[Start]

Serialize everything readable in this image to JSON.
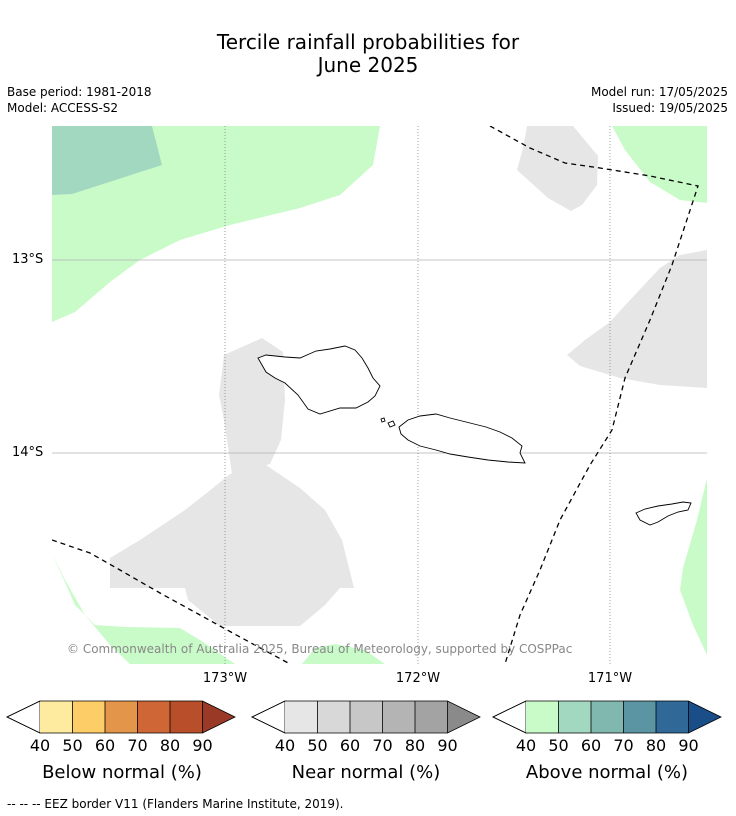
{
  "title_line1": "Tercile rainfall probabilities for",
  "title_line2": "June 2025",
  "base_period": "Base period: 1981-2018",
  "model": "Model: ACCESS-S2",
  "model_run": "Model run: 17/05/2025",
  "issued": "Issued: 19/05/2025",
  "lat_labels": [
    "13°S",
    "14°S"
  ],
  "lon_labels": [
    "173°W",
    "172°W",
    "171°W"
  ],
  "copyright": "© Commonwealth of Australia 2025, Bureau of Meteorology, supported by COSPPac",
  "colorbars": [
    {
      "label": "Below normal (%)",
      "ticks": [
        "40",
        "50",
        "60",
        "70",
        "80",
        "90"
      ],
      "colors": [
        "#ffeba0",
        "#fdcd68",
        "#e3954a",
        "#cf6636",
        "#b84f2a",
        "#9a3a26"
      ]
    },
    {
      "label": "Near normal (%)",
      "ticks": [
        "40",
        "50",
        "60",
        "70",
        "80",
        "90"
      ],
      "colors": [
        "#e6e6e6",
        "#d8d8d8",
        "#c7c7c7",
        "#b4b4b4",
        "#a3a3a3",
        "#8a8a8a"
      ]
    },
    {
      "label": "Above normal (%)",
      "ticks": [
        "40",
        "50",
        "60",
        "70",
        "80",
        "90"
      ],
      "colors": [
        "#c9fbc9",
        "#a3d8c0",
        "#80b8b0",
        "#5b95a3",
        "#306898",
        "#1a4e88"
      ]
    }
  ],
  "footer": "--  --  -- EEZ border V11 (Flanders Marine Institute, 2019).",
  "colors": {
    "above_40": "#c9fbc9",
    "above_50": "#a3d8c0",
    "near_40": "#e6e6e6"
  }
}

[End]

*What the task requires*: Return the listing above unchanged, apart from dropping its pictures.

*Response to the exercise*:
Serialize everything readable in this image to JSON.
{
  "title_line1": "Tercile rainfall probabilities for",
  "title_line2": "June 2025",
  "base_period": "Base period: 1981-2018",
  "model": "Model: ACCESS-S2",
  "model_run": "Model run: 17/05/2025",
  "issued": "Issued: 19/05/2025",
  "lat_labels": [
    "13°S",
    "14°S"
  ],
  "lon_labels": [
    "173°W",
    "172°W",
    "171°W"
  ],
  "copyright": "© Commonwealth of Australia 2025, Bureau of Meteorology, supported by COSPPac",
  "colorbars": [
    {
      "label": "Below normal (%)",
      "ticks": [
        "40",
        "50",
        "60",
        "70",
        "80",
        "90"
      ],
      "colors": [
        "#ffeba0",
        "#fdcd68",
        "#e3954a",
        "#cf6636",
        "#b84f2a",
        "#9a3a26"
      ]
    },
    {
      "label": "Near normal (%)",
      "ticks": [
        "40",
        "50",
        "60",
        "70",
        "80",
        "90"
      ],
      "colors": [
        "#e6e6e6",
        "#d8d8d8",
        "#c7c7c7",
        "#b4b4b4",
        "#a3a3a3",
        "#8a8a8a"
      ]
    },
    {
      "label": "Above normal (%)",
      "ticks": [
        "40",
        "50",
        "60",
        "70",
        "80",
        "90"
      ],
      "colors": [
        "#c9fbc9",
        "#a3d8c0",
        "#80b8b0",
        "#5b95a3",
        "#306898",
        "#1a4e88"
      ]
    }
  ],
  "footer": "--  --  -- EEZ border V11 (Flanders Marine Institute, 2019).",
  "colors": {
    "above_40": "#c9fbc9",
    "above_50": "#a3d8c0",
    "near_40": "#e6e6e6"
  }
}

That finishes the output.